# Work request
Where the word "vergebens" occurs in a line of the listing below, copy that line.
[Opening Extracted material section]
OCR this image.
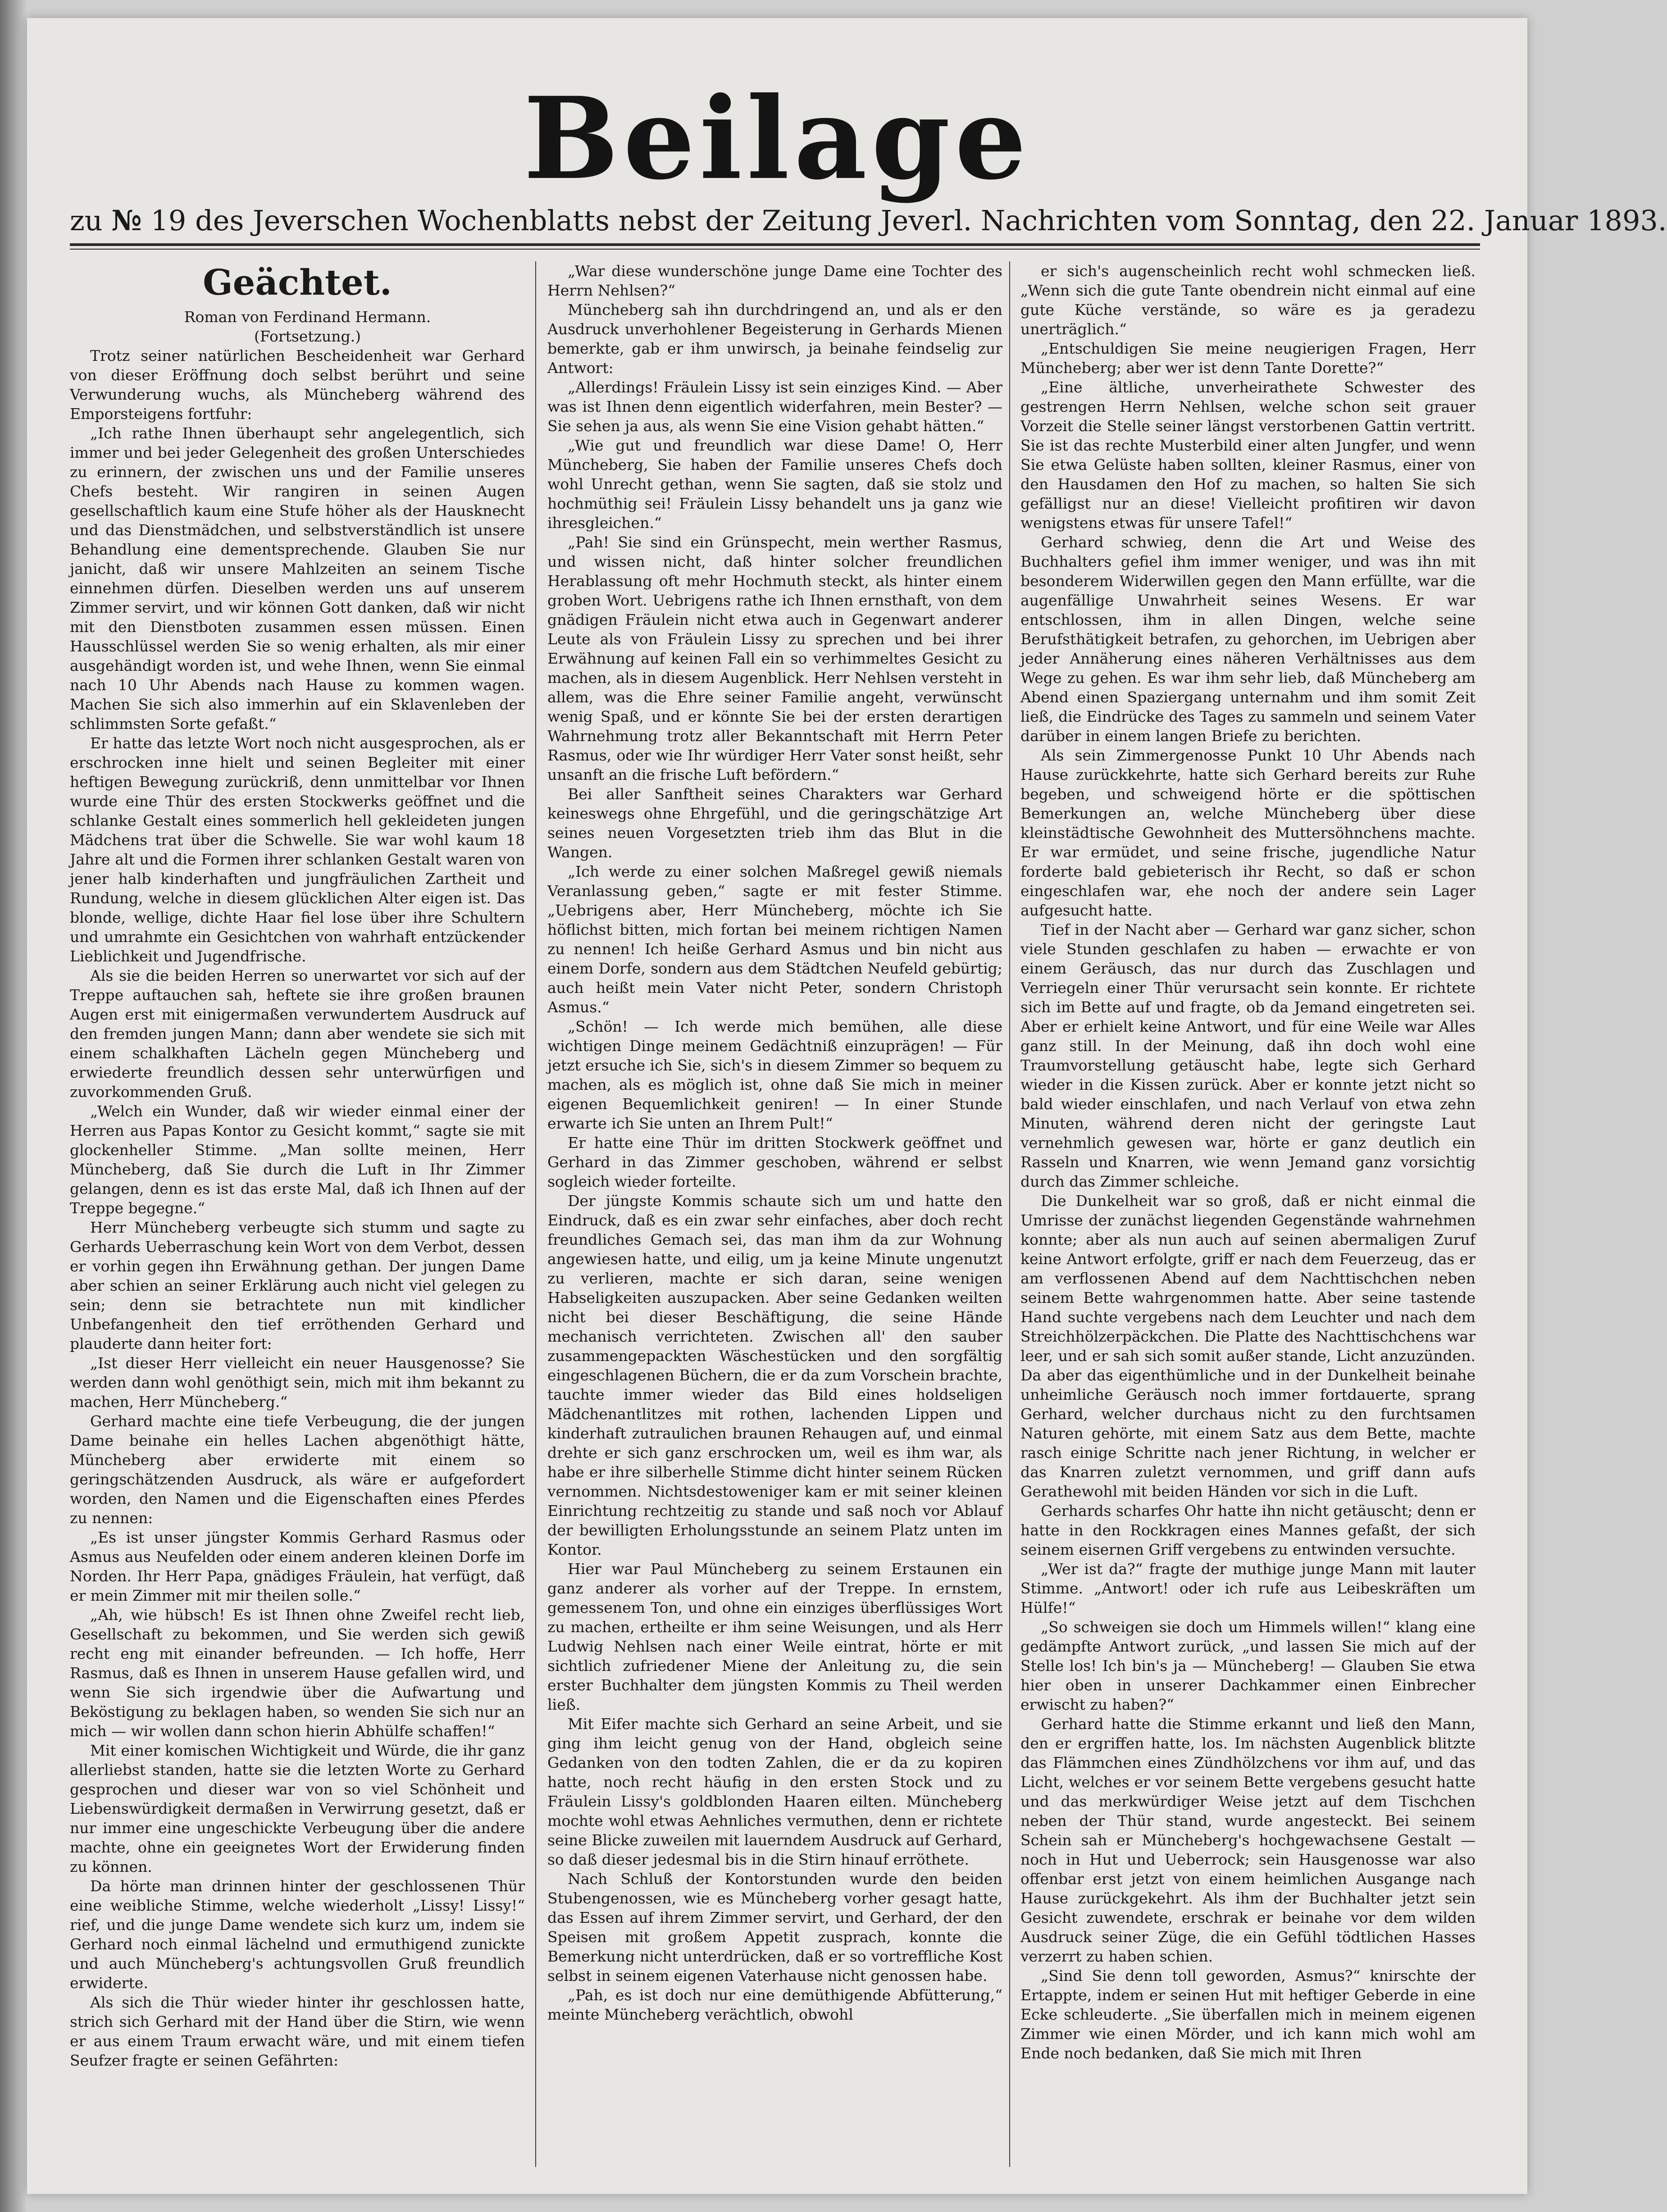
Beilage
zu № 19 des Jeverschen Wochenblatts nebst der Zeitung Jeverl. Nachrichten vom Sonntag, den 22. Januar 1893.
Geächtet.

Roman von Ferdinand Hermann.

(Fortsetzung.)

Trotz seiner natürlichen Bescheidenheit war Gerhard von dieser Eröffnung doch selbst berührt und seine Verwunderung wuchs, als Müncheberg während des Emporsteigens fortfuhr:

„Ich rathe Ihnen überhaupt sehr angelegentlich, sich immer und bei jeder Gelegenheit des großen Unterschiedes zu erinnern, der zwischen uns und der Familie unseres Chefs besteht. Wir rangiren in seinen Augen gesellschaftlich kaum eine Stufe höher als der Hausknecht und das Dienstmädchen, und selbstverständlich ist unsere Behandlung eine dementsprechende. Glauben Sie nur janicht, daß wir unsere Mahlzeiten an seinem Tische einnehmen dürfen. Dieselben werden uns auf unserem Zimmer servirt, und wir können Gott danken, daß wir nicht mit den Dienstboten zusammen essen müssen. Einen Hausschlüssel werden Sie so wenig erhalten, als mir einer ausgehändigt worden ist, und wehe Ihnen, wenn Sie einmal nach 10 Uhr Abends nach Hause zu kommen wagen. Machen Sie sich also immerhin auf ein Sklavenleben der schlimmsten Sorte gefaßt.“

Er hatte das letzte Wort noch nicht ausgesprochen, als er erschrocken inne hielt und seinen Begleiter mit einer heftigen Bewegung zurückriß, denn unmittelbar vor Ihnen wurde eine Thür des ersten Stockwerks geöffnet und die schlanke Gestalt eines sommerlich hell gekleideten jungen Mädchens trat über die Schwelle. Sie war wohl kaum 18 Jahre alt und die Formen ihrer schlanken Gestalt waren von jener halb kinderhaften und jungfräulichen Zartheit und Rundung, welche in diesem glücklichen Alter eigen ist. Das blonde, wellige, dichte Haar fiel lose über ihre Schultern und umrahmte ein Gesichtchen von wahrhaft entzückender Lieblichkeit und Jugendfrische.

Als sie die beiden Herren so unerwartet vor sich auf der Treppe auftauchen sah, heftete sie ihre großen braunen Augen erst mit einigermaßen verwundertem Ausdruck auf den fremden jungen Mann; dann aber wendete sie sich mit einem schalkhaften Lächeln gegen Müncheberg und erwiederte freundlich dessen sehr unterwürfigen und zuvorkommenden Gruß.

„Welch ein Wunder, daß wir wieder einmal einer der Herren aus Papas Kontor zu Gesicht kommt,“ sagte sie mit glockenheller Stimme. „Man sollte meinen, Herr Müncheberg, daß Sie durch die Luft in Ihr Zimmer gelangen, denn es ist das erste Mal, daß ich Ihnen auf der Treppe begegne.“

Herr Müncheberg verbeugte sich stumm und sagte zu Gerhards Ueberraschung kein Wort von dem Verbot, dessen er vorhin gegen ihn Erwähnung gethan. Der jungen Dame aber schien an seiner Erklärung auch nicht viel gelegen zu sein; denn sie betrachtete nun mit kindlicher Unbefangenheit den tief erröthenden Gerhard und plauderte dann heiter fort:

„Ist dieser Herr vielleicht ein neuer Hausgenosse? Sie werden dann wohl genöthigt sein, mich mit ihm bekannt zu machen, Herr Müncheberg.“

Gerhard machte eine tiefe Verbeugung, die der jungen Dame beinahe ein helles Lachen abgenöthigt hätte, Müncheberg aber erwiderte mit einem so geringschätzenden Ausdruck, als wäre er aufgefordert worden, den Namen und die Eigenschaften eines Pferdes zu nennen:

„Es ist unser jüngster Kommis Gerhard Rasmus oder Asmus aus Neufelden oder einem anderen kleinen Dorfe im Norden. Ihr Herr Papa, gnädiges Fräulein, hat verfügt, daß er mein Zimmer mit mir theilen solle.“

„Ah, wie hübsch! Es ist Ihnen ohne Zweifel recht lieb, Gesellschaft zu bekommen, und Sie werden sich gewiß recht eng mit einander befreunden. — Ich hoffe, Herr Rasmus, daß es Ihnen in unserem Hause gefallen wird, und wenn Sie sich irgendwie über die Aufwartung und Beköstigung zu beklagen haben, so wenden Sie sich nur an mich — wir wollen dann schon hierin Abhülfe schaffen!“

Mit einer komischen Wichtigkeit und Würde, die ihr ganz allerliebst standen, hatte sie die letzten Worte zu Gerhard gesprochen und dieser war von so viel Schönheit und Liebenswürdigkeit dermaßen in Verwirrung gesetzt, daß er nur immer eine ungeschickte Verbeugung über die andere machte, ohne ein geeignetes Wort der Erwiderung finden zu können.

Da hörte man drinnen hinter der geschlossenen Thür eine weibliche Stimme, welche wiederholt „Lissy! Lissy!“ rief, und die junge Dame wendete sich kurz um, indem sie Gerhard noch einmal lächelnd und ermuthigend zunickte und auch Müncheberg's achtungsvollen Gruß freundlich erwiderte.

Als sich die Thür wieder hinter ihr geschlossen hatte, strich sich Gerhard mit der Hand über die Stirn, wie wenn er aus einem Traum erwacht wäre, und mit einem tiefen Seufzer fragte er seinen Gefährten:

„War diese wunderschöne junge Dame eine Tochter des Herrn Nehlsen?“

Müncheberg sah ihn durchdringend an, und als er den Ausdruck unverhohlener Begeisterung in Gerhards Mienen bemerkte, gab er ihm unwirsch, ja beinahe feindselig zur Antwort:

„Allerdings! Fräulein Lissy ist sein einziges Kind. — Aber was ist Ihnen denn eigentlich widerfahren, mein Bester? — Sie sehen ja aus, als wenn Sie eine Vision gehabt hätten.“

„Wie gut und freundlich war diese Dame! O, Herr Müncheberg, Sie haben der Familie unseres Chefs doch wohl Unrecht gethan, wenn Sie sagten, daß sie stolz und hochmüthig sei! Fräulein Lissy behandelt uns ja ganz wie ihresgleichen.“

„Pah! Sie sind ein Grünspecht, mein werther Rasmus, und wissen nicht, daß hinter solcher freundlichen Herablassung oft mehr Hochmuth steckt, als hinter einem groben Wort. Uebrigens rathe ich Ihnen ernsthaft, von dem gnädigen Fräulein nicht etwa auch in Gegenwart anderer Leute als von Fräulein Lissy zu sprechen und bei ihrer Erwähnung auf keinen Fall ein so verhimmeltes Gesicht zu machen, als in diesem Augenblick. Herr Nehlsen versteht in allem, was die Ehre seiner Familie angeht, verwünscht wenig Spaß, und er könnte Sie bei der ersten derartigen Wahrnehmung trotz aller Bekanntschaft mit Herrn Peter Rasmus, oder wie Ihr würdiger Herr Vater sonst heißt, sehr unsanft an die frische Luft befördern.“

Bei aller Sanftheit seines Charakters war Gerhard keineswegs ohne Ehrgefühl, und die geringschätzige Art seines neuen Vorgesetzten trieb ihm das Blut in die Wangen.

„Ich werde zu einer solchen Maßregel gewiß niemals Veranlassung geben,“ sagte er mit fester Stimme. „Uebrigens aber, Herr Müncheberg, möchte ich Sie höflichst bitten, mich fortan bei meinem richtigen Namen zu nennen! Ich heiße Gerhard Asmus und bin nicht aus einem Dorfe, sondern aus dem Städtchen Neufeld gebürtig; auch heißt mein Vater nicht Peter, sondern Christoph Asmus.“

„Schön! — Ich werde mich bemühen, alle diese wichtigen Dinge meinem Gedächtniß einzuprägen! — Für jetzt ersuche ich Sie, sich's in diesem Zimmer so bequem zu machen, als es möglich ist, ohne daß Sie mich in meiner eigenen Bequemlichkeit geniren! — In einer Stunde erwarte ich Sie unten an Ihrem Pult!“

Er hatte eine Thür im dritten Stockwerk geöffnet und Gerhard in das Zimmer geschoben, während er selbst sogleich wieder forteilte.

Der jüngste Kommis schaute sich um und hatte den Eindruck, daß es ein zwar sehr einfaches, aber doch recht freundliches Gemach sei, das man ihm da zur Wohnung angewiesen hatte, und eilig, um ja keine Minute ungenutzt zu verlieren, machte er sich daran, seine wenigen Habseligkeiten auszupacken. Aber seine Gedanken weilten nicht bei dieser Beschäftigung, die seine Hände mechanisch verrichteten. Zwischen all' den sauber zusammengepackten Wäschestücken und den sorgfältig eingeschlagenen Büchern, die er da zum Vorschein brachte, tauchte immer wieder das Bild eines holdseligen Mädchenantlitzes mit rothen, lachenden Lippen und kinderhaft zutraulichen braunen Rehaugen auf, und einmal drehte er sich ganz erschrocken um, weil es ihm war, als habe er ihre silberhelle Stimme dicht hinter seinem Rücken vernommen. Nichtsdestoweniger kam er mit seiner kleinen Einrichtung rechtzeitig zu stande und saß noch vor Ablauf der bewilligten Erholungsstunde an seinem Platz unten im Kontor.

Hier war Paul Müncheberg zu seinem Erstaunen ein ganz anderer als vorher auf der Treppe. In ernstem, gemessenem Ton, und ohne ein einziges überflüssiges Wort zu machen, ertheilte er ihm seine Weisungen, und als Herr Ludwig Nehlsen nach einer Weile eintrat, hörte er mit sichtlich zufriedener Miene der Anleitung zu, die sein erster Buchhalter dem jüngsten Kommis zu Theil werden ließ.

Mit Eifer machte sich Gerhard an seine Arbeit, und sie ging ihm leicht genug von der Hand, obgleich seine Gedanken von den todten Zahlen, die er da zu kopiren hatte, noch recht häufig in den ersten Stock und zu Fräulein Lissy's goldblonden Haaren eilten. Müncheberg mochte wohl etwas Aehnliches vermuthen, denn er richtete seine Blicke zuweilen mit lauerndem Ausdruck auf Gerhard, so daß dieser jedesmal bis in die Stirn hinauf erröthete.

Nach Schluß der Kontorstunden wurde den beiden Stubengenossen, wie es Müncheberg vorher gesagt hatte, das Essen auf ihrem Zimmer servirt, und Gerhard, der den Speisen mit großem Appetit zusprach, konnte die Bemerkung nicht unterdrücken, daß er so vortreffliche Kost selbst in seinem eigenen Vaterhause nicht genossen habe.

„Pah, es ist doch nur eine demüthigende Abfütterung,“ meinte Müncheberg verächtlich, obwohl

er sich's augenscheinlich recht wohl schmecken ließ. „Wenn sich die gute Tante obendrein nicht einmal auf eine gute Küche verstände, so wäre es ja geradezu unerträglich.“

„Entschuldigen Sie meine neugierigen Fragen, Herr Müncheberg; aber wer ist denn Tante Dorette?“

„Eine ältliche, unverheirathete Schwester des gestrengen Herrn Nehlsen, welche schon seit grauer Vorzeit die Stelle seiner längst verstorbenen Gattin vertritt. Sie ist das rechte Musterbild einer alten Jungfer, und wenn Sie etwa Gelüste haben sollten, kleiner Rasmus, einer von den Hausdamen den Hof zu machen, so halten Sie sich gefälligst nur an diese! Vielleicht profitiren wir davon wenigstens etwas für unsere Tafel!“

Gerhard schwieg, denn die Art und Weise des Buchhalters gefiel ihm immer weniger, und was ihn mit besonderem Widerwillen gegen den Mann erfüllte, war die augenfällige Unwahrheit seines Wesens. Er war entschlossen, ihm in allen Dingen, welche seine Berufsthätigkeit betrafen, zu gehorchen, im Uebrigen aber jeder Annäherung eines näheren Verhältnisses aus dem Wege zu gehen. Es war ihm sehr lieb, daß Müncheberg am Abend einen Spaziergang unternahm und ihm somit Zeit ließ, die Eindrücke des Tages zu sammeln und seinem Vater darüber in einem langen Briefe zu berichten.

Als sein Zimmergenosse Punkt 10 Uhr Abends nach Hause zurückkehrte, hatte sich Gerhard bereits zur Ruhe begeben, und schweigend hörte er die spöttischen Bemerkungen an, welche Müncheberg über diese kleinstädtische Gewohnheit des Muttersöhnchens machte. Er war ermüdet, und seine frische, jugendliche Natur forderte bald gebieterisch ihr Recht, so daß er schon eingeschlafen war, ehe noch der andere sein Lager aufgesucht hatte.

Tief in der Nacht aber — Gerhard war ganz sicher, schon viele Stunden geschlafen zu haben — erwachte er von einem Geräusch, das nur durch das Zuschlagen und Verriegeln einer Thür verursacht sein konnte. Er richtete sich im Bette auf und fragte, ob da Jemand eingetreten sei. Aber er erhielt keine Antwort, und für eine Weile war Alles ganz still. In der Meinung, daß ihn doch wohl eine Traumvorstellung getäuscht habe, legte sich Gerhard wieder in die Kissen zurück. Aber er konnte jetzt nicht so bald wieder einschlafen, und nach Verlauf von etwa zehn Minuten, während deren nicht der geringste Laut vernehmlich gewesen war, hörte er ganz deutlich ein Rasseln und Knarren, wie wenn Jemand ganz vorsichtig durch das Zimmer schleiche.

Die Dunkelheit war so groß, daß er nicht einmal die Umrisse der zunächst liegenden Gegenstände wahrnehmen konnte; aber als nun auch auf seinen abermaligen Zuruf keine Antwort erfolgte, griff er nach dem Feuerzeug, das er am verflossenen Abend auf dem Nachttischchen neben seinem Bette wahrgenommen hatte. Aber seine tastende Hand suchte vergebens nach dem Leuchter und nach dem Streichhölzerpäckchen. Die Platte des Nachttischchens war leer, und er sah sich somit außer stande, Licht anzuzünden. Da aber das eigenthümliche und in der Dunkelheit beinahe unheimliche Geräusch noch immer fortdauerte, sprang Gerhard, welcher durchaus nicht zu den furchtsamen Naturen gehörte, mit einem Satz aus dem Bette, machte rasch einige Schritte nach jener Richtung, in welcher er das Knarren zuletzt vernommen, und griff dann aufs Gerathewohl mit beiden Händen vor sich in die Luft.

Gerhards scharfes Ohr hatte ihn nicht getäuscht; denn er hatte in den Rockkragen eines Mannes gefaßt, der sich seinem eisernen Griff vergebens zu entwinden versuchte.

„Wer ist da?“ fragte der muthige junge Mann mit lauter Stimme. „Antwort! oder ich rufe aus Leibeskräften um Hülfe!“

„So schweigen sie doch um Himmels willen!“ klang eine gedämpfte Antwort zurück, „und lassen Sie mich auf der Stelle los! Ich bin's ja — Müncheberg! — Glauben Sie etwa hier oben in unserer Dachkammer einen Einbrecher erwischt zu haben?“

Gerhard hatte die Stimme erkannt und ließ den Mann, den er ergriffen hatte, los. Im nächsten Augenblick blitzte das Flämmchen eines Zündhölzchens vor ihm auf, und das Licht, welches er vor seinem Bette vergebens gesucht hatte und das merkwürdiger Weise jetzt auf dem Tischchen neben der Thür stand, wurde angesteckt. Bei seinem Schein sah er Müncheberg's hochgewachsene Gestalt — noch in Hut und Ueberrock; sein Hausgenosse war also offenbar erst jetzt von einem heimlichen Ausgange nach Hause zurückgekehrt. Als ihm der Buchhalter jetzt sein Gesicht zuwendete, erschrak er beinahe vor dem wilden Ausdruck seiner Züge, die ein Gefühl tödtlichen Hasses verzerrt zu haben schien.

„Sind Sie denn toll geworden, Asmus?“ knirschte der Ertappte, indem er seinen Hut mit heftiger Geberde in eine Ecke schleuderte. „Sie überfallen mich in meinem eigenen Zimmer wie einen Mörder, und ich kann mich wohl am Ende noch bedanken, daß Sie mich mit Ihren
[Closing Extracted material section]
# Solution to the problem
Die Dunkelheit war so groß, daß er nicht einmal die Umrisse der zunächst liegenden Gegenstände wahrnehmen konnte; aber als nun auch auf seinen abermaligen Zuruf keine Antwort erfolgte, griff er nach dem Feuerzeug, das er am verflossenen Abend auf dem Nachttischchen neben seinem Bette wahrgenommen hatte. Aber seine tastende Hand suchte vergebens nach dem Leuchter und nach dem Streichhölzerpäckchen. Die Platte des Nachttischchens war leer, und er sah sich somit außer stande, Licht anzuzünden. Da aber das eigenthümliche und in der Dunkelheit beinahe unheimliche Geräusch noch immer fortdauerte, sprang Gerhard, welcher durchaus nicht zu den furchtsamen Naturen gehörte, mit einem Satz aus dem Bette, machte rasch einige Schritte nach jener Richtung, in welcher er das Knarren zuletzt vernommen, und griff dann aufs Gerathewohl mit beiden Händen vor sich in die Luft.
Gerhards scharfes Ohr hatte ihn nicht getäuscht; denn er hatte in den Rockkragen eines Mannes gefaßt, der sich seinem eisernen Griff vergebens zu entwinden versuchte.
Gerhard hatte die Stimme erkannt und ließ den Mann, den er ergriffen hatte, los. Im nächsten Augenblick blitzte das Flämmchen eines Zündhölzchens vor ihm auf, und das Licht, welches er vor seinem Bette vergebens gesucht hatte und das merkwürdiger Weise jetzt auf dem Tischchen neben der Thür stand, wurde angesteckt. Bei seinem Schein sah er Müncheberg's hochgewachsene Gestalt — noch in Hut und Ueberrock; sein Hausgenosse war also offenbar erst jetzt von einem heimlichen Ausgange nach Hause zurückgekehrt. Als ihm der Buchhalter jetzt sein Gesicht zuwendete, erschrak er beinahe vor dem wilden Ausdruck seiner Züge, die ein Gefühl tödtlichen Hasses verzerrt zu haben schien.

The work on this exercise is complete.